● Objectif:
Dans l'article ci-dessous, relevez toutes les notions en regard desquelles le terme « canon » doit être lu dans les domaines littéraire et artistique.

● Article:

Emprunté au grec, le mot canon désignait notamment en latin classique une norme de
proportions pour les arts, avant d'être employé en littérature. Dans les deux domaines, littéraire et artistique, le terme doit être lu en regard des notions de goût, d'institution et de collection. Règle de production ou de réception, le canon a une double valeur. Il est d'une part une norme qui guide le geste créateur, l'encadre. Il est d'autre part une sélection des œuvres déjà produites : si le canon littéraire se consolide à travers l’enseignement et les pratiques éditoriales, qui dressent une liste d'incontournables à l’origine de référents culturels communs, le canon artistique quant à lui est étayé par l’édition de livres d’art, mais aussi par les institutions culturelles, vitrines d’une production artistique rigoureusement sélectionnée. L’établissement de collections ou la pratique du prêt pour les expositions confère ainsi à certaines œuvres distinguées comme majeures une valeur historique, symbolique et esthétique, que le marché de l’art et des assurances s’empresse de convertir en valeur pécuniaire.
La notion de chef-d'œuvre, en histoire littéraire comme en histoire de l'art incarne cette double fonction prescriptrice du canon. Elle se révèle une entrée intéressante pour saisir ce qu’est le canon artistique, et l’évolution de sa définition au fil du temps permet d’éclairer les différents processus de canonisation de l’œuvre. C'est aussi, dans notre pratique comparatiste, une manière d'apporter un éclairage nouveau sur la littérature grâce à un détour par une autre discipline, l'histoire de l'art.

● Données fournies:
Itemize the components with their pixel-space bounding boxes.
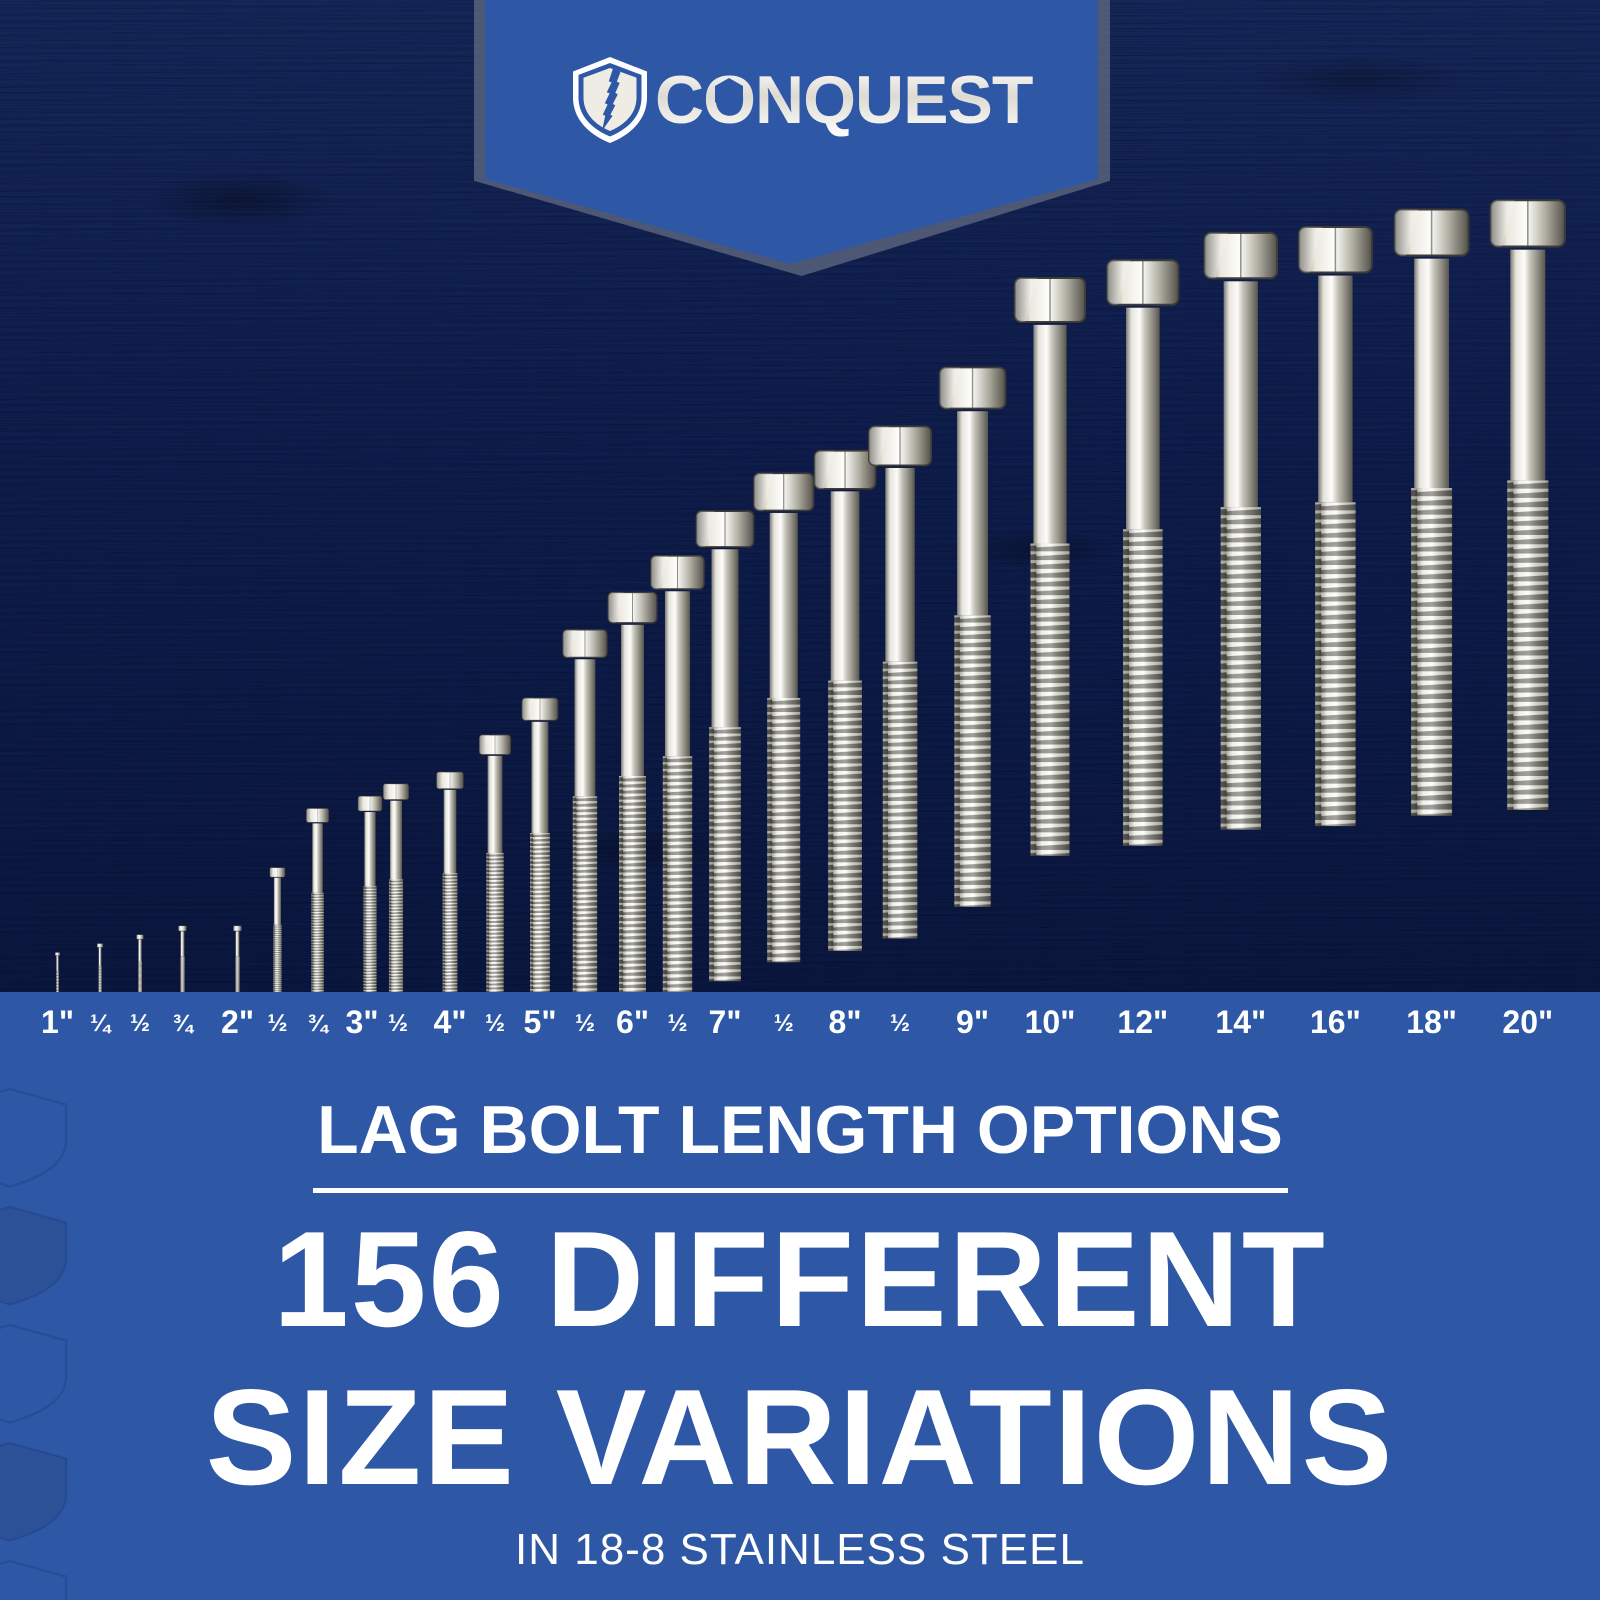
svg-text:CONQUEST: CONQUEST <box>655 62 1033 138</box>
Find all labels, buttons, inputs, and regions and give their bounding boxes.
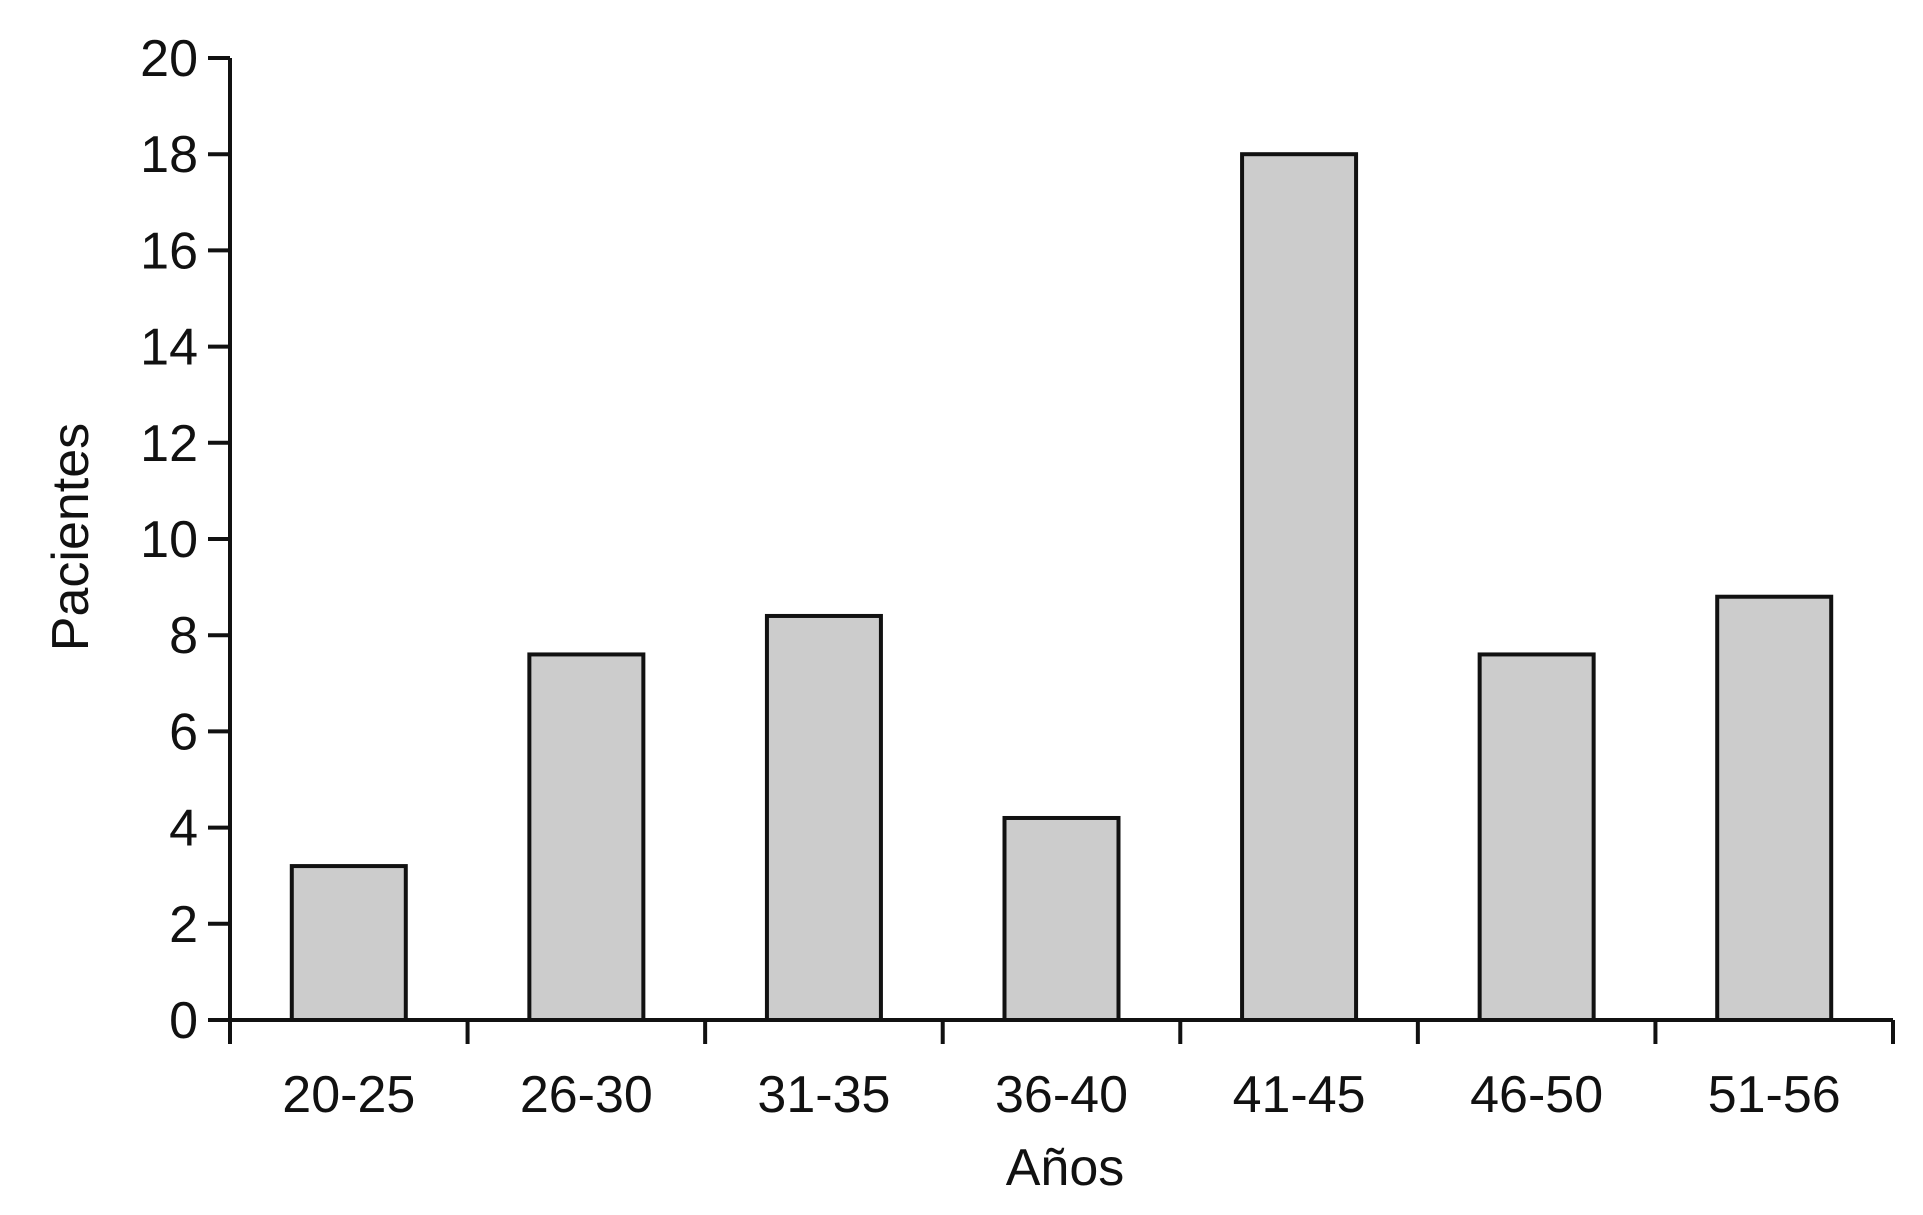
x-tick-label: 26-30 [520, 1066, 653, 1124]
bar-20-25 [289, 864, 408, 1023]
y-axis-title: Pacientes [42, 423, 100, 651]
x-tick-label: 41-45 [1233, 1066, 1366, 1124]
y-tick-label: 16 [140, 222, 198, 280]
y-tick-label: 10 [140, 511, 198, 569]
bar-31-35 [764, 613, 883, 1023]
bar-51-56 [1715, 594, 1834, 1022]
y-tick-label: 14 [140, 319, 198, 377]
y-tick-label: 18 [140, 126, 198, 184]
y-tick-label: 20 [140, 30, 198, 88]
x-tick-label: 51-56 [1708, 1066, 1841, 1124]
y-tick-label: 8 [169, 607, 198, 665]
y-tick-label: 12 [140, 415, 198, 473]
y-tick-label: 4 [169, 800, 198, 858]
x-tick-label: 20-25 [282, 1066, 415, 1124]
bar-46-50 [1477, 652, 1596, 1022]
bar-26-30 [527, 652, 646, 1022]
y-tick-label: 0 [169, 992, 198, 1050]
y-tick-label: 2 [169, 896, 198, 954]
tick-labels: 0 2 4 6 8 10 12 14 16 18 20 20-25 26-30 31-35 36-40 41-… [140, 30, 1841, 1124]
axes [208, 56, 1895, 1044]
bars [289, 152, 1834, 1023]
x-tick-label: 31-35 [757, 1066, 890, 1124]
bar-41-45 [1240, 152, 1359, 1022]
x-tick-label: 46-50 [1470, 1066, 1603, 1124]
x-axis-title: Años [1006, 1139, 1125, 1197]
x-tick-label: 36-40 [995, 1066, 1128, 1124]
bar-36-40 [1002, 815, 1121, 1022]
y-tick-label: 6 [169, 703, 198, 761]
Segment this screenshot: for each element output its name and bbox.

● Solution:
- le goût
- l'institution
- la collection